Your objective
In the material below, find every line with "teplotu" and pull it out.

Supplied entries
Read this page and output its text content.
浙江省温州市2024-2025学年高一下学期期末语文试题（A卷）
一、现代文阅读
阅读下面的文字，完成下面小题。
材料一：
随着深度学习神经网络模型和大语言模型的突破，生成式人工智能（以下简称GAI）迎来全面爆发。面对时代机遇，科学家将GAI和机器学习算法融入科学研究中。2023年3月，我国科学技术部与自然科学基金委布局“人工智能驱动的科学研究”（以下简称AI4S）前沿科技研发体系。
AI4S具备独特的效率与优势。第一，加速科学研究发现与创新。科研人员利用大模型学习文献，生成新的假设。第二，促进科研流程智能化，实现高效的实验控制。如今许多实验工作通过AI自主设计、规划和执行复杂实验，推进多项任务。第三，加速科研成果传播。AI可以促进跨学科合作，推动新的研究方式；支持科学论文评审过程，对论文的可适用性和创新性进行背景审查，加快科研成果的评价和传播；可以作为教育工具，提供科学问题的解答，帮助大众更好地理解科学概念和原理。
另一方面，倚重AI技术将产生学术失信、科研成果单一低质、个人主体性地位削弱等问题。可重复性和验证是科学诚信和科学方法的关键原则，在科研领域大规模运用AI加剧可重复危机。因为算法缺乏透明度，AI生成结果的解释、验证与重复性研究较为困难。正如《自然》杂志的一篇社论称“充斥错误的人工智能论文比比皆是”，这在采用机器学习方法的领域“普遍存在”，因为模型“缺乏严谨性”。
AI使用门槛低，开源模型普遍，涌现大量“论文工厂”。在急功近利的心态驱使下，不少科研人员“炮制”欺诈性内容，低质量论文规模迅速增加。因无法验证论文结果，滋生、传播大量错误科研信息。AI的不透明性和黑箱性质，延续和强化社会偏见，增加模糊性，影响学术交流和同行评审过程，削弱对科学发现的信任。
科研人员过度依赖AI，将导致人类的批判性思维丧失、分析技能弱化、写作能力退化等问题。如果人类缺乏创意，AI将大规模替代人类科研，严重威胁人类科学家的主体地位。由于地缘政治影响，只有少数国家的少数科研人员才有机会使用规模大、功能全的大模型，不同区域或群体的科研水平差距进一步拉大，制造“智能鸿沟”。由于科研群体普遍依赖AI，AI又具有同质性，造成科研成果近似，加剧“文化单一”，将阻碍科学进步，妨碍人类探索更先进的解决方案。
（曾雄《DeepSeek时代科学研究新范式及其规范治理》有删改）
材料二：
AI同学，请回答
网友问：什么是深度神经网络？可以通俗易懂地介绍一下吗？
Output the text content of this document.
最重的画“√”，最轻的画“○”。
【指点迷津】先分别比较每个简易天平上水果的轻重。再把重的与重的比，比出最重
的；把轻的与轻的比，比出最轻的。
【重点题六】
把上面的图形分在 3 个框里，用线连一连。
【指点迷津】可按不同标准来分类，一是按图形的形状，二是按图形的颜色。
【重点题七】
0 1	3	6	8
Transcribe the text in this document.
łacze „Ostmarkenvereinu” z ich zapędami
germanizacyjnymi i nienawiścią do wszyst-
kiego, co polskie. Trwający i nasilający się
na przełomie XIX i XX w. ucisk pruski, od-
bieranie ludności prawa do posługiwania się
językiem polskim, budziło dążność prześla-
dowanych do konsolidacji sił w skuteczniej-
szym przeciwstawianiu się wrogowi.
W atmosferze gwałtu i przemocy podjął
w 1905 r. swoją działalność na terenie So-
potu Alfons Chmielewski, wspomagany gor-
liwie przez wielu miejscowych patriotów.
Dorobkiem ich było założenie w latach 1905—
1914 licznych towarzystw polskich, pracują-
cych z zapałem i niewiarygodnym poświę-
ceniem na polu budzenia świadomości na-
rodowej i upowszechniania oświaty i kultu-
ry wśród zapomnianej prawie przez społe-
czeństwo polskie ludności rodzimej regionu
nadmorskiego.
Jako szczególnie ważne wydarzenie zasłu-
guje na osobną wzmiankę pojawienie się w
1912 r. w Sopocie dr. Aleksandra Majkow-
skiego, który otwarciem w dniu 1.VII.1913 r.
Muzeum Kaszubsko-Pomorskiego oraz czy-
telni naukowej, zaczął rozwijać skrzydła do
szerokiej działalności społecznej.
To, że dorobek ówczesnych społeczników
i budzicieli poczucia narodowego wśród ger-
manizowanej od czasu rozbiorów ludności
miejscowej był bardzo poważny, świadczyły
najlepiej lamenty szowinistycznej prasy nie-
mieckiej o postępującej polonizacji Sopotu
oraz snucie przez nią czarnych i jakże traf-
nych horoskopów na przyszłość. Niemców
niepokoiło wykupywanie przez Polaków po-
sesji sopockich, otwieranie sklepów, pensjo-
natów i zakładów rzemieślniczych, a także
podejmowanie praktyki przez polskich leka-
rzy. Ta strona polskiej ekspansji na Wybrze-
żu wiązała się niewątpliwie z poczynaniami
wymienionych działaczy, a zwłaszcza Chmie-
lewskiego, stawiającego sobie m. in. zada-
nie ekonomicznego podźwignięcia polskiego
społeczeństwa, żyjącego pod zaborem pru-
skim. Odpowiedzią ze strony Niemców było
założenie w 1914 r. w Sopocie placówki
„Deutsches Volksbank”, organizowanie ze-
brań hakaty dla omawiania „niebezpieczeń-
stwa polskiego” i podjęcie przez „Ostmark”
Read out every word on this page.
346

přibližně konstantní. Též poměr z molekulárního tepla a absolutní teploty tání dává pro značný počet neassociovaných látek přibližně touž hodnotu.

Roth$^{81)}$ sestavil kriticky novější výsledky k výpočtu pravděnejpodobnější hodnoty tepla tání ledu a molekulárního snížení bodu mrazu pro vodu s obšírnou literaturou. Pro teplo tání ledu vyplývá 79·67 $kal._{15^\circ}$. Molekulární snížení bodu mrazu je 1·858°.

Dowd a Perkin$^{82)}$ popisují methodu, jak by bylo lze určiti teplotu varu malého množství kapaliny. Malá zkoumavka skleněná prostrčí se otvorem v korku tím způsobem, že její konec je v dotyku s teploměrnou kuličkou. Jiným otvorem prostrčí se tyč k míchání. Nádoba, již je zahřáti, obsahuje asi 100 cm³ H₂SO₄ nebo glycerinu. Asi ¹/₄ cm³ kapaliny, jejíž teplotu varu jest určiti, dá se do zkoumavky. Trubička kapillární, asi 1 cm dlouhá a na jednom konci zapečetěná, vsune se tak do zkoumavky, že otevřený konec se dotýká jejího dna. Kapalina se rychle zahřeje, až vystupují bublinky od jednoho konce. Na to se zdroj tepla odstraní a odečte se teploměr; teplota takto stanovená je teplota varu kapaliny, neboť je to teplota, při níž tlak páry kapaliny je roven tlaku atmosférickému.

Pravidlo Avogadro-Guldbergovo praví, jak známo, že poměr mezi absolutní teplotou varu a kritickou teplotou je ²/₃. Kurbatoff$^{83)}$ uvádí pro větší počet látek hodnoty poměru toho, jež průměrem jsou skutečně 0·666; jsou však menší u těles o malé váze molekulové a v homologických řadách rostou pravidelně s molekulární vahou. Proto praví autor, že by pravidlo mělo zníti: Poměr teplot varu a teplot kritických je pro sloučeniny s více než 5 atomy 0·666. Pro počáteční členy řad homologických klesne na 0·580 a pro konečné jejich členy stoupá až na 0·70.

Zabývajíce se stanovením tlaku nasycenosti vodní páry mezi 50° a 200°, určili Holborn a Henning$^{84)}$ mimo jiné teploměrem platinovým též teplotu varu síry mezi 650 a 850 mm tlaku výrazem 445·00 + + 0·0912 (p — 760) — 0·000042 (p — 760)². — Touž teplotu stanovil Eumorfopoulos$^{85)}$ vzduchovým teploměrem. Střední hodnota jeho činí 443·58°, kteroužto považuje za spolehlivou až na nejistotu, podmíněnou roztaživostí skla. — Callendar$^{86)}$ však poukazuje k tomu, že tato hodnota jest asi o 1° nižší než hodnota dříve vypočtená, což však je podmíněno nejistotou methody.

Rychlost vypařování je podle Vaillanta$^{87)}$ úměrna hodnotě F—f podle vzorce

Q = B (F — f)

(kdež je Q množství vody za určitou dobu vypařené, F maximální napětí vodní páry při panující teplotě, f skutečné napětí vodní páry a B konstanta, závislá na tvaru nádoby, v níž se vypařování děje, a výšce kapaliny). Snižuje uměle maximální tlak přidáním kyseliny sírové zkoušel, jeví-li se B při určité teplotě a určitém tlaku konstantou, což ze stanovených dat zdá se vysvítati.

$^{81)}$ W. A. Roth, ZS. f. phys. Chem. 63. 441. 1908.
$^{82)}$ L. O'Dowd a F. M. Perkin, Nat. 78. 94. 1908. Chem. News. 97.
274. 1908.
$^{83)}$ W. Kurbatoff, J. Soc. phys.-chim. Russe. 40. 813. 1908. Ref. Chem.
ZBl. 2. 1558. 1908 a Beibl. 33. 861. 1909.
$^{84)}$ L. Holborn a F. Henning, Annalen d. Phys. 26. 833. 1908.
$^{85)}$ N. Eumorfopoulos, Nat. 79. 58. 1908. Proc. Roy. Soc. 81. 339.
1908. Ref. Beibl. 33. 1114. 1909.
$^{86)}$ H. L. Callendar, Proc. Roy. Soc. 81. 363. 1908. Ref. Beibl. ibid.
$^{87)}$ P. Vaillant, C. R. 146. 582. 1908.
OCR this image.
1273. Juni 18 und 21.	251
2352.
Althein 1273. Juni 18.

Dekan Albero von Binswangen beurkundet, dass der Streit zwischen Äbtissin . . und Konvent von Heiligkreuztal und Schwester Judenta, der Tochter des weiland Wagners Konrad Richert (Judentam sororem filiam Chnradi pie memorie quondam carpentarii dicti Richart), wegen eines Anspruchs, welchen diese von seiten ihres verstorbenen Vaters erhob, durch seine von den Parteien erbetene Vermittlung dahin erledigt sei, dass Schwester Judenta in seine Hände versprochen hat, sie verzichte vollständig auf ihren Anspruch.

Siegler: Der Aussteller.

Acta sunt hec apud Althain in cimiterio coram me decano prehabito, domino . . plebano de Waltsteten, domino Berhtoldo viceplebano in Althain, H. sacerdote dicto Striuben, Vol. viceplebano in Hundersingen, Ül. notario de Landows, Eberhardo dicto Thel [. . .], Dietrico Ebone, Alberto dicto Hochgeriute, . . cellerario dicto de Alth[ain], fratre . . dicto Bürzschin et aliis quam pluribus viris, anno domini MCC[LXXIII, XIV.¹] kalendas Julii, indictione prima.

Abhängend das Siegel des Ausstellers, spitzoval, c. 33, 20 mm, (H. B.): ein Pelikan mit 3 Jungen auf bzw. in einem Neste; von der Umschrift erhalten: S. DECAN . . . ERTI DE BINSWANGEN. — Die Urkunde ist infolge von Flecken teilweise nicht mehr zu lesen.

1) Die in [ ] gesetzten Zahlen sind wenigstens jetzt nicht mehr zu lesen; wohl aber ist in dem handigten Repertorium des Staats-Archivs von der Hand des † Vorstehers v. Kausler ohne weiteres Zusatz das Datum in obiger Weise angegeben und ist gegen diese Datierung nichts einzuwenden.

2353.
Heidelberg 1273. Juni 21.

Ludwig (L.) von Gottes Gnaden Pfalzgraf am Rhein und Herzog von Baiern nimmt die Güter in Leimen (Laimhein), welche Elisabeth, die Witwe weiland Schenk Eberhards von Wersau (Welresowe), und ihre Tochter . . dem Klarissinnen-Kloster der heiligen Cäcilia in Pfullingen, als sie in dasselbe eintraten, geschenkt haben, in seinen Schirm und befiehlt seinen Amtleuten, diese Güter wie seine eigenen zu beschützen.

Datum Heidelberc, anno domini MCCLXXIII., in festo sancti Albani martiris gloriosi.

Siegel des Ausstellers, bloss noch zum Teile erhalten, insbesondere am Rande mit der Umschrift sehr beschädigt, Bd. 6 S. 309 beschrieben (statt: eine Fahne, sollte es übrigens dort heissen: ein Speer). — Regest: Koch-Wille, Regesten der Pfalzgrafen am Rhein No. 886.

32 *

Worked answer
Dowd a Perkin$^{82)}$ popisují methodu, jak by bylo lze určiti teplotu varu malého množství kapaliny. Malá zkoumavka skleněná prostrčí se otvorem v korku tím způsobem, že její konec je v dotyku s teploměrnou kuličkou. Jiným otvorem prostrčí se tyč k míchání. Nádoba, již je zahřáti, obsahuje asi 100 cm³ H₂SO₄ nebo glycerinu. Asi ¹/₄ cm³ kapaliny, jejíž teplotu varu jest určiti, dá se do zkoumavky. Trubička kapillární, asi 1 cm dlouhá a na jednom konci zapečetěná, vsune se tak do zkoumavky, že otevřený konec se dotýká jejího dna. Kapalina se rychle zahřeje, až vystupují bublinky od jednoho konce. Na to se zdroj tepla odstraní a odečte se teploměr; teplota takto stanovená je teplota varu kapaliny, neboť je to teplota, při níž tlak páry kapaliny je roven tlaku atmosférickému.
Zabývajíce se stanovením tlaku nasycenosti vodní páry mezi 50° a 200°, určili Holborn a Henning$^{84)}$ mimo jiné teploměrem platinovým též teplotu varu síry mezi 650 a 850 mm tlaku výrazem 445·00 + + 0·0912 (p — 760) — 0·000042 (p — 760)². — Touž teplotu stanovil Eumorfopoulos$^{85)}$ vzduchovým teploměrem. Střední hodnota jeho činí 443·58°, kteroužto považuje za spolehlivou až na nejistotu, podmíněnou roztaživostí skla. — Callendar$^{86)}$ však poukazuje k tomu, že tato hodnota jest asi o 1° nižší než hodnota dříve vypočtená, což však je podmíněno nejistotou methody.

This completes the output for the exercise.